## Rows from a figure dataset:
○ ○ ○ ○

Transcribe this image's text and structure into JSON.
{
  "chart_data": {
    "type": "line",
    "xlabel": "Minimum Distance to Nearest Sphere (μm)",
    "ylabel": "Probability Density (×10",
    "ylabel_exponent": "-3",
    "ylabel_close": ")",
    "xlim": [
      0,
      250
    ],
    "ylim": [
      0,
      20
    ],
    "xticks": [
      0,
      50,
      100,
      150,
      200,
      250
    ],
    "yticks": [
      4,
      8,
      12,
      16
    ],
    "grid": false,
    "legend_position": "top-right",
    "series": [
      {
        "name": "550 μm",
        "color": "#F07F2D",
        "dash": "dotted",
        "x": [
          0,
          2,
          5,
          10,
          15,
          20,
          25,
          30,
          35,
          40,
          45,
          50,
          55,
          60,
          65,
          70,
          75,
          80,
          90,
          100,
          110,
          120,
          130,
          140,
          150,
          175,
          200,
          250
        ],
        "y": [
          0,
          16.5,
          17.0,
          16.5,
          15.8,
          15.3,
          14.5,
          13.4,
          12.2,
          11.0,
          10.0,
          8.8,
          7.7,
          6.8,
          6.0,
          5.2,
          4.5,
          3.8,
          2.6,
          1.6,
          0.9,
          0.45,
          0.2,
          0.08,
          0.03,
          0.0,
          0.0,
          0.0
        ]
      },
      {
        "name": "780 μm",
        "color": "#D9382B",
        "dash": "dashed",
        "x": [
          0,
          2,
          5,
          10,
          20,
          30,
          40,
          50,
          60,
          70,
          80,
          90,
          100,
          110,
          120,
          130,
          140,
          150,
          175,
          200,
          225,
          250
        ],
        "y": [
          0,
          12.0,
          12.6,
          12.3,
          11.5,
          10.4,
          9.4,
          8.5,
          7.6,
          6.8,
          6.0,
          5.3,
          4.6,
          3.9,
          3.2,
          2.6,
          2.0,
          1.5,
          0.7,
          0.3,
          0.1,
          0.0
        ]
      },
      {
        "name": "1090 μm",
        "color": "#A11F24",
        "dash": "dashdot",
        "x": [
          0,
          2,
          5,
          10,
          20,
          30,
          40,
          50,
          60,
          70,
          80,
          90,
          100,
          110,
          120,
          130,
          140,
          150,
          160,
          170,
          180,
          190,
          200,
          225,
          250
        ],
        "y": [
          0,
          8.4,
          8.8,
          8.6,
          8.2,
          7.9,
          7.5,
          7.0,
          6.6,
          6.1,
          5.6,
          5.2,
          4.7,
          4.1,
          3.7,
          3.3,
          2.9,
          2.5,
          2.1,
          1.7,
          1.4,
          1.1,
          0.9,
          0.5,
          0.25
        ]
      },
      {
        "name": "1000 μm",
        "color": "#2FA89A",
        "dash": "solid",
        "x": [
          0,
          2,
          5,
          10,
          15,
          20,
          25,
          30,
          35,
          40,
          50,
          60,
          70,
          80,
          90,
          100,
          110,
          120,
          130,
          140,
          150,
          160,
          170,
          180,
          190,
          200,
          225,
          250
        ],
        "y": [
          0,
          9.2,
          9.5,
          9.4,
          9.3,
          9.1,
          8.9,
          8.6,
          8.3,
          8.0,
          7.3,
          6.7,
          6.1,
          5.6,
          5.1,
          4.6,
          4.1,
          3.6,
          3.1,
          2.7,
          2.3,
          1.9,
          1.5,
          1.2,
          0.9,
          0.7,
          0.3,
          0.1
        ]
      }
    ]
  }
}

○ ○ ○ ○

## WHAT NEEDS TO BE DONE:
Take every line from the data above that holds "dash" and copy it out.

## RESULT:
        "dash": "dotted",
        "dash": "dashed",
        "dash": "dashdot",
        "dash": "solid",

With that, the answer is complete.